• **What you will do**
Can you find the lines of the listing that include "text" and copy every one?

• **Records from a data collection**
┄┄┄┄┄┄┄┄┄┄┄┄┄┄┄┄┄┄┄┄

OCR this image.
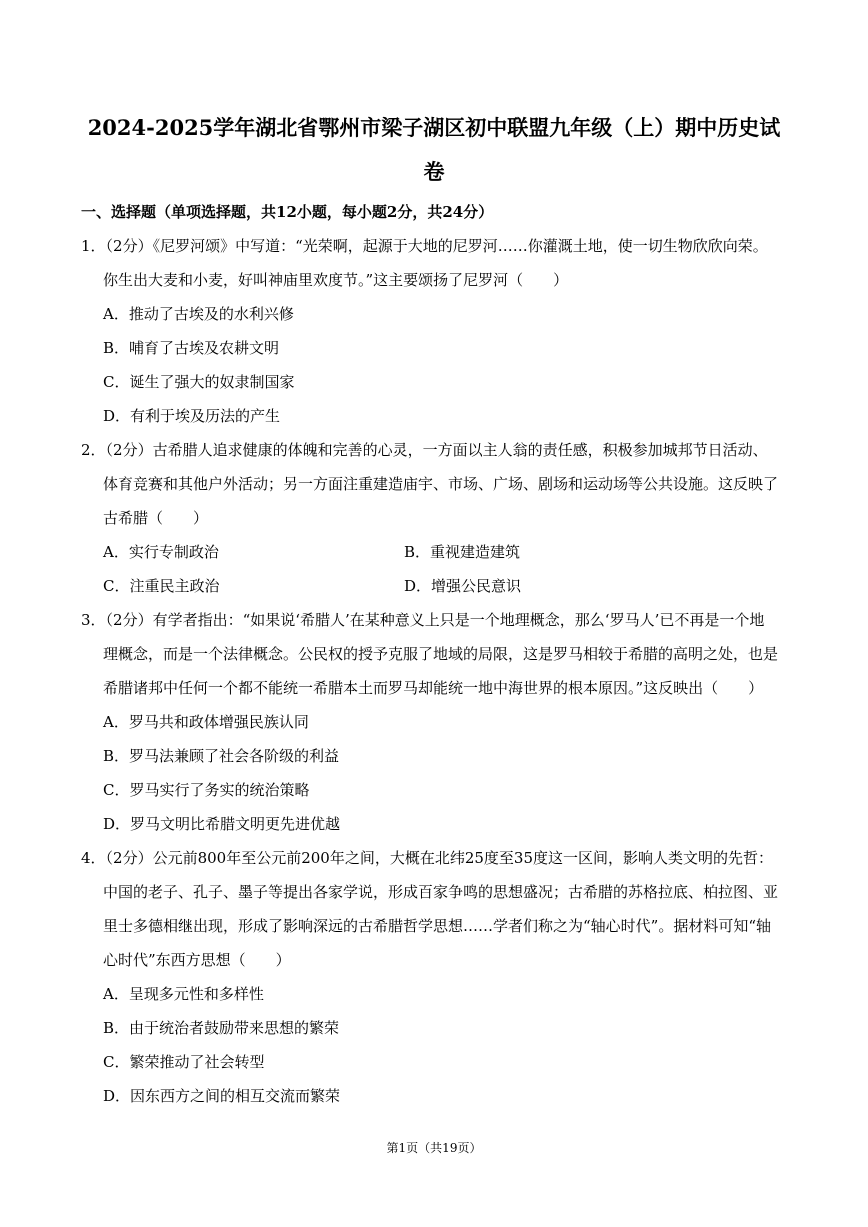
2024-2025学年湖北省鄂州市梁子湖区初中联盟九年级（上）期中历史试
卷
一、选择题（单项选择题，共12小题，每小题2分，共24分）
1．（2分）《尼罗河颂》中写道：“光荣啊，起源于大地的尼罗河……你灌溉土地，使一切生物欣欣向荣。
你生出大麦和小麦，好叫神庙里欢度节。”这主要颂扬了尼罗河（　　）
A．推动了古埃及的水利兴修
B．哺育了古埃及农耕文明
C．诞生了强大的奴隶制国家
D．有利于埃及历法的产生
2．（2分）古希腊人追求健康的体魄和完善的心灵，一方面以主人翁的责任感，积极参加城邦节日活动、
体育竞赛和其他户外活动；另一方面注重建造庙宇、市场、广场、剧场和运动场等公共设施。这反映了
古希腊（　　）
A．实行专制政治	B．重视建造建筑
C．注重民主政治	D．增强公民意识
3．（2分）有学者指出：“如果说‘希腊人’在某种意义上只是一个地理概念，那么‘罗马人’已不再是一个地
理概念，而是一个法律概念。公民权的授予克服了地域的局限，这是罗马相较于希腊的高明之处，也是
希腊诸邦中任何一个都不能统一希腊本土而罗马却能统一地中海世界的根本原因。”这反映出（　　）
A．罗马共和政体增强民族认同
B．罗马法兼顾了社会各阶级的利益
C．罗马实行了务实的统治策略
D．罗马文明比希腊文明更先进优越
4．（2分）公元前800年至公元前200年之间，大概在北纬25度至35度这一区间，影响人类文明的先哲：
中国的老子、孔子、墨子等提出各家学说，形成百家争鸣的思想盛况；古希腊的苏格拉底、柏拉图、亚
里士多德相继出现，形成了影响深远的古希腊哲学思想……学者们称之为“轴心时代”。据材料可知“轴
心时代”东西方思想（　　）
A．呈现多元性和多样性
B．由于统治者鼓励带来思想的繁荣
C．繁荣推动了社会转型
D．因东西方之间的相互交流而繁荣
第1页（共19页）
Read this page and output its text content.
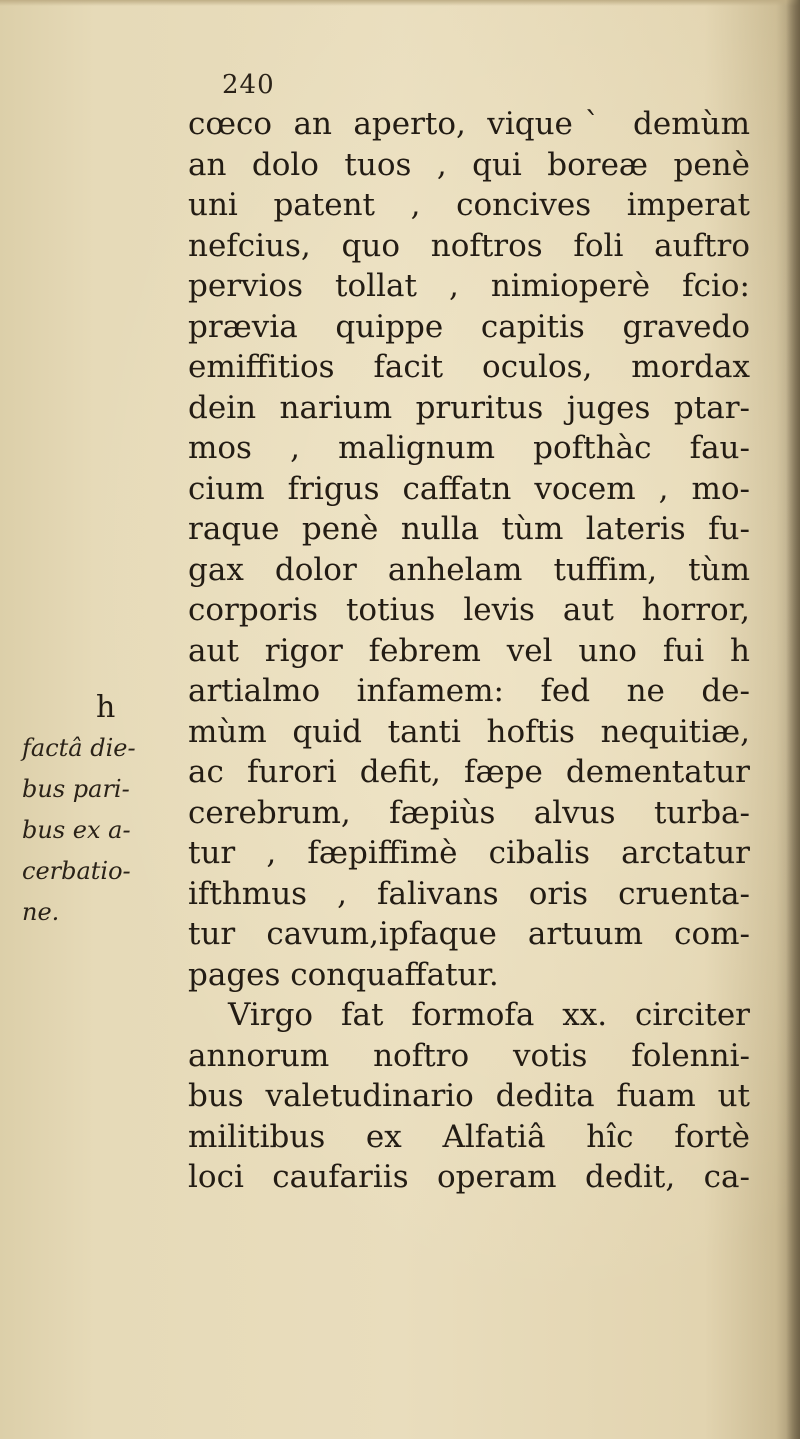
240
cœco an aperto, viqueˋ demùm
an dolo tuos , qui boreæ penè
uni patent , concives imperat
nefcius, quo noftros foli auftro
pervios tollat , nimioperè fcio:
prævia quippe capitis gravedo
emiffitios facit oculos, mordax
dein narium pruritus juges ptar-
mos , malignum pofthàc fau-
cium frigus caffatn vocem , mo-
raque penè nulla tùm lateris fu-
gax dolor anhelam tuffim, tùm
corporis totius levis aut horror,
aut rigor febrem vel uno fui h
artialmo infamem: fed ne de-
mùm quid tanti hoftis nequitiæ,
ac furori defit, fæpe dementatur
cerebrum, fæpiùs alvus turba-
tur , fæpiffimè cibalis arctatur
ifthmus , falivans oris cruenta-
tur cavum,ipfaque artuum com-
pages conquaffatur.
Virgo fat formofa xx. circiter
annorum noftro votis folenni-
bus valetudinario dedita fuam ut
militibus ex Alfatiâ hîc fortè
loci caufariis operam dedit, ca-
h
factâ die-
bus pari-
bus ex a-
cerbatio-
ne.
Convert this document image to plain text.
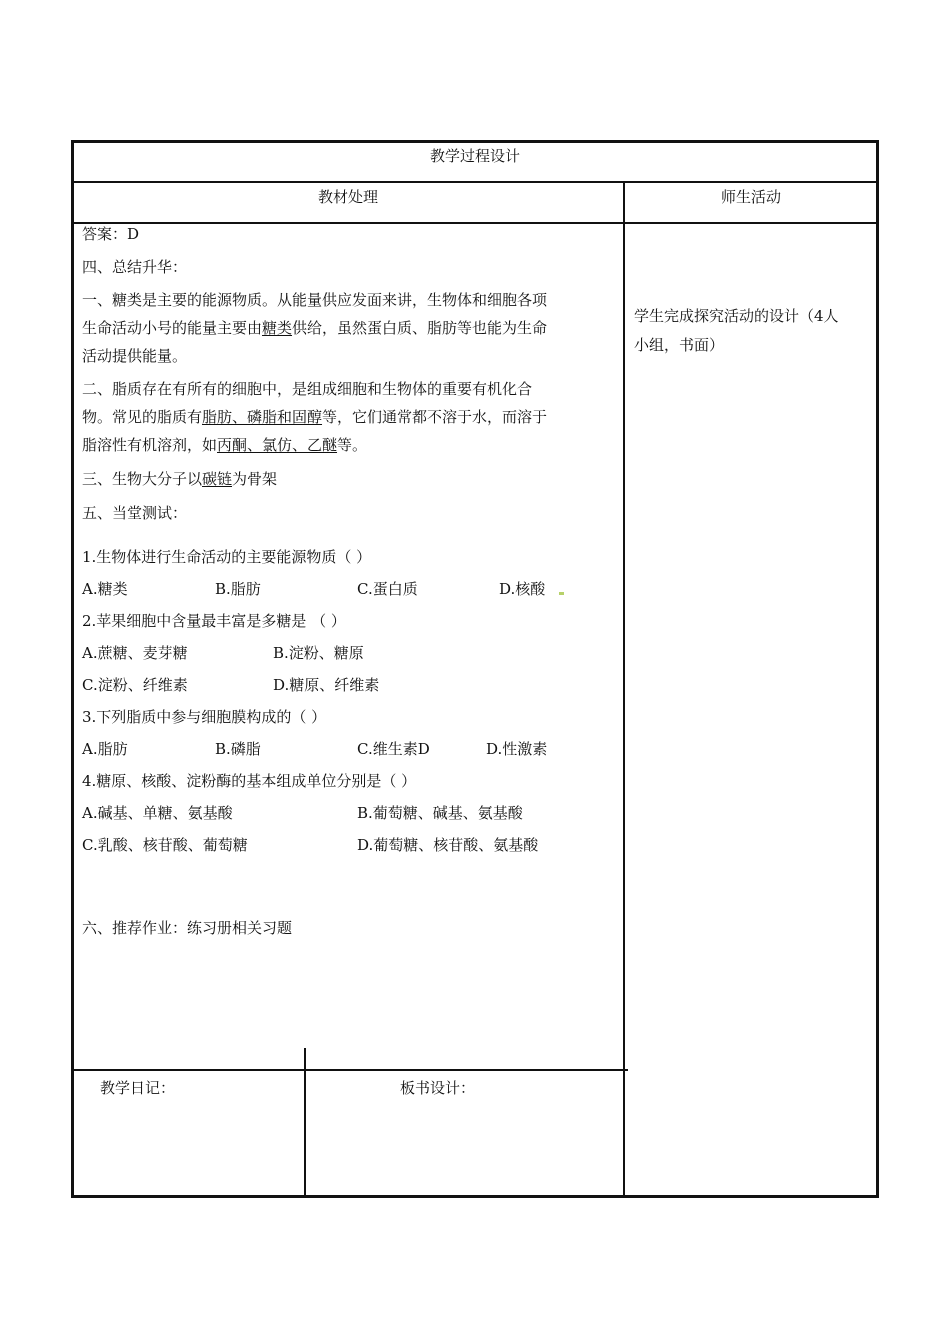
教学过程设计
教材处理	师生活动
答案：D
四、总结升华：
一、糖类是主要的能源物质。从能量供应发面来讲，生物体和细胞各项
生命活动小号的能量主要由糖类供给，虽然蛋白质、脂肪等也能为生命
活动提供能量。
二、脂质存在有所有的细胞中，是组成细胞和生物体的重要有机化合
物。常见的脂质有脂肪、磷脂和固醇等，它们通常都不溶于水，而溶于
脂溶性有机溶剂，如丙酮、氯仿、乙醚等。
三、生物大分子以碳链为骨架
五、当堂测试：
1.生物体进行生命活动的主要能源物质（ ）
A.糖类	B.脂肪	C.蛋白质	D.核酸
2.苹果细胞中含量最丰富是多糖是 （ ）
A.蔗糖、麦芽糖	B.淀粉、糖原
C.淀粉、纤维素	D.糖原、纤维素
3.下列脂质中参与细胞膜构成的（ ）
A.脂肪	B.磷脂	C.维生素D	D.性激素
4.糖原、核酸、淀粉酶的基本组成单位分别是（ ）
A.碱基、单糖、氨基酸	B.葡萄糖、碱基、氨基酸
C.乳酸、核苷酸、葡萄糖	D.葡萄糖、核苷酸、氨基酸
六、推荐作业：练习册相关习题
学生完成探究活动的设计（4人
小组，书面）
教学日记：	板书设计：
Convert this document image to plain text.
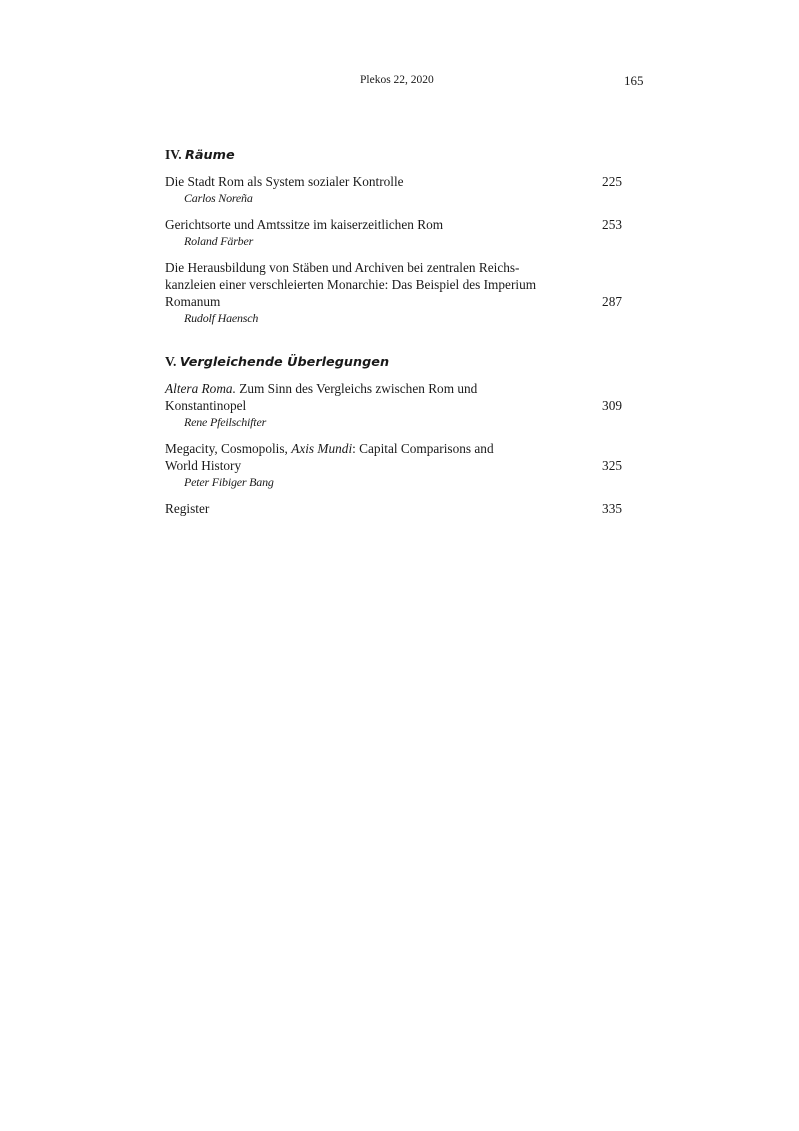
Plekos 22, 2020	165
IV. Räume
Die Stadt Rom als System sozialer Kontrolle
Carlos Noreña
225
Gerichtsorte und Amtssitze im kaiserzeitlichen Rom
Roland Färber
253
Die Herausbildung von Stäben und Archiven bei zentralen Reichs-
kanzleien einer verschleierten Monarchie: Das Beispiel des Imperium
Romanum
Rudolf Haensch
287
V. Vergleichende Überlegungen
Altera Roma. Zum Sinn des Vergleichs zwischen Rom und
Konstantinopel
Rene Pfeilschifter
309
Megacity, Cosmopolis, Axis Mundi: Capital Comparisons and
World History
Peter Fibiger Bang
325
Register	335
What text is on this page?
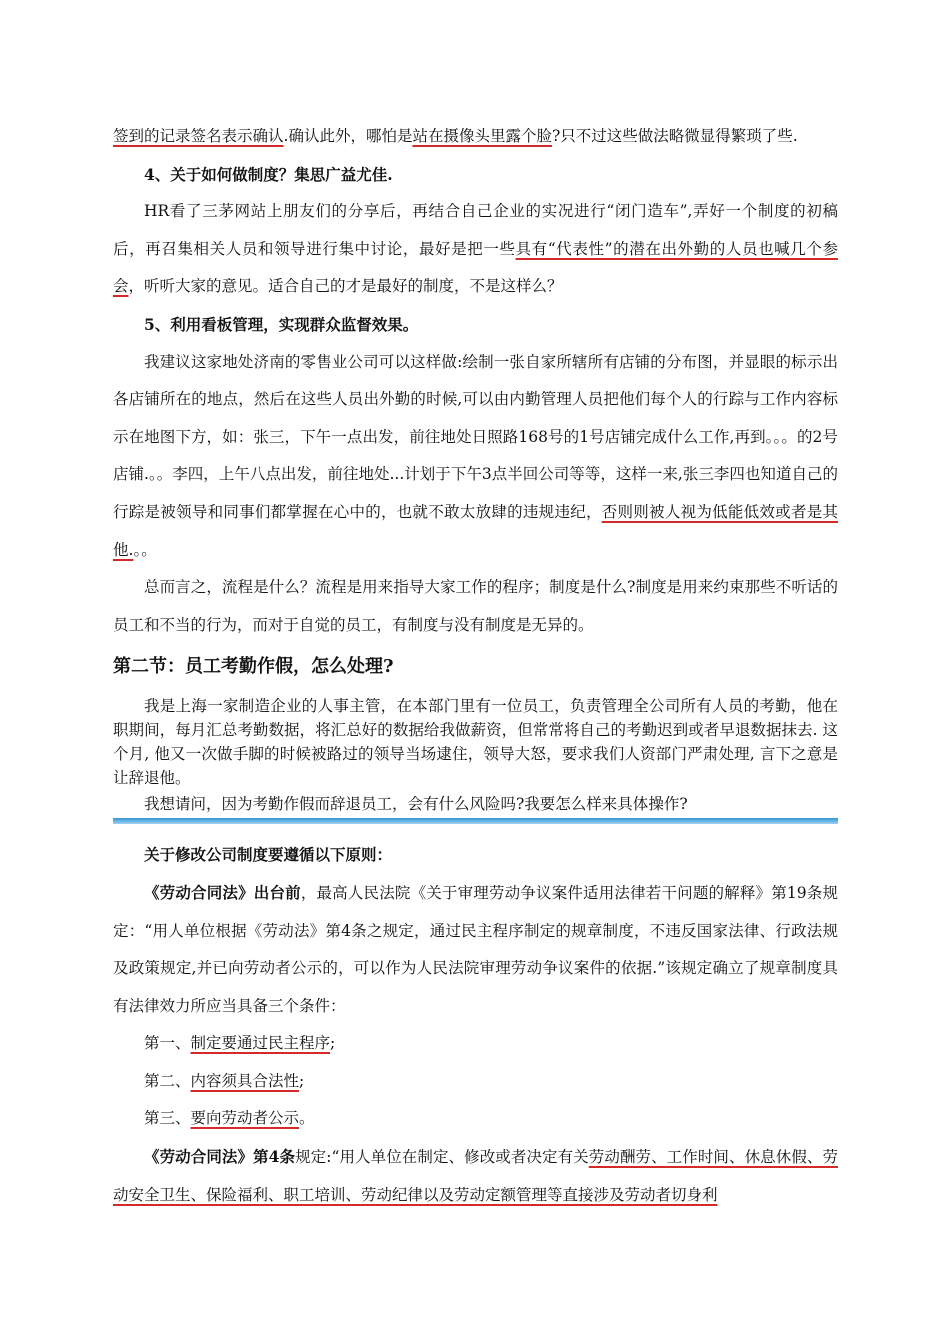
签到的记录签名表示确认.确认此外，哪怕是站在摄像头里露个脸?只不过这些做法略微显得繁琐了些.

4、关于如何做制度？集思广益尤佳.

HR看了三茅网站上朋友们的分享后，再结合自己企业的实况进行“闭门造车”,弄好一个制度的初稿后，再召集相关人员和领导进行集中讨论，最好是把一些具有“代表性”的潜在出外勤的人员也喊几个参会，听听大家的意见。适合自己的才是最好的制度，不是这样么？

5、利用看板管理，实现群众监督效果。

我建议这家地处济南的零售业公司可以这样做:绘制一张自家所辖所有店铺的分布图，并显眼的标示出各店铺所在的地点，然后在这些人员出外勤的时候,可以由内勤管理人员把他们每个人的行踪与工作内容标示在地图下方，如：张三，下午一点出发，前往地处日照路168号的1号店铺完成什么工作,再到。。。的2号店铺.。。李四，上午八点出发，前往地处...计划于下午3点半回公司等等，这样一来,张三李四也知道自己的行踪是被领导和同事们都掌握在心中的，也就不敢太放肆的违规违纪，否则则被人视为低能低效或者是其他.。。

总而言之，流程是什么？流程是用来指导大家工作的程序；制度是什么?制度是用来约束那些不听话的员工和不当的行为，而对于自觉的员工，有制度与没有制度是无异的。

第二节：员工考勤作假，怎么处理?

我是上海一家制造企业的人事主管，在本部门里有一位员工，负责管理全公司所有人员的考勤，他在职期间，每月汇总考勤数据，将汇总好的数据给我做薪资，但常常将自己的考勤迟到或者早退数据抹去. 这个月, 他又一次做手脚的时候被路过的领导当场逮住，领导大怒，要求我们人资部门严肃处理, 言下之意是让辞退他。

我想请问，因为考勤作假而辞退员工，会有什么风险吗?我要怎么样来具体操作?

关于修改公司制度要遵循以下原则：

《劳动合同法》出台前，最高人民法院《关于审理劳动争议案件适用法律若干问题的解释》第19条规定：“用人单位根据《劳动法》第4条之规定，通过民主程序制定的规章制度，不违反国家法律、行政法规及政策规定,并已向劳动者公示的，可以作为人民法院审理劳动争议案件的依据.”该规定确立了规章制度具有法律效力所应当具备三个条件：

第一、制定要通过民主程序;

第二、内容须具合法性;

第三、要向劳动者公示。

《劳动合同法》第4条规定:“用人单位在制定、修改或者决定有关劳动酬劳、工作时间、休息休假、劳动安全卫生、保险福利、职工培训、劳动纪律以及劳动定额管理等直接涉及劳动者切身利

┄┄┄┄┄┄┄┄┄┄┄┄┄┄┄┄┄┄┄┄

• **Result for this exercise**
Read this page and output its text content.
Convert this document image to plain text.
Convert this document image to plain text.
What text is on this page?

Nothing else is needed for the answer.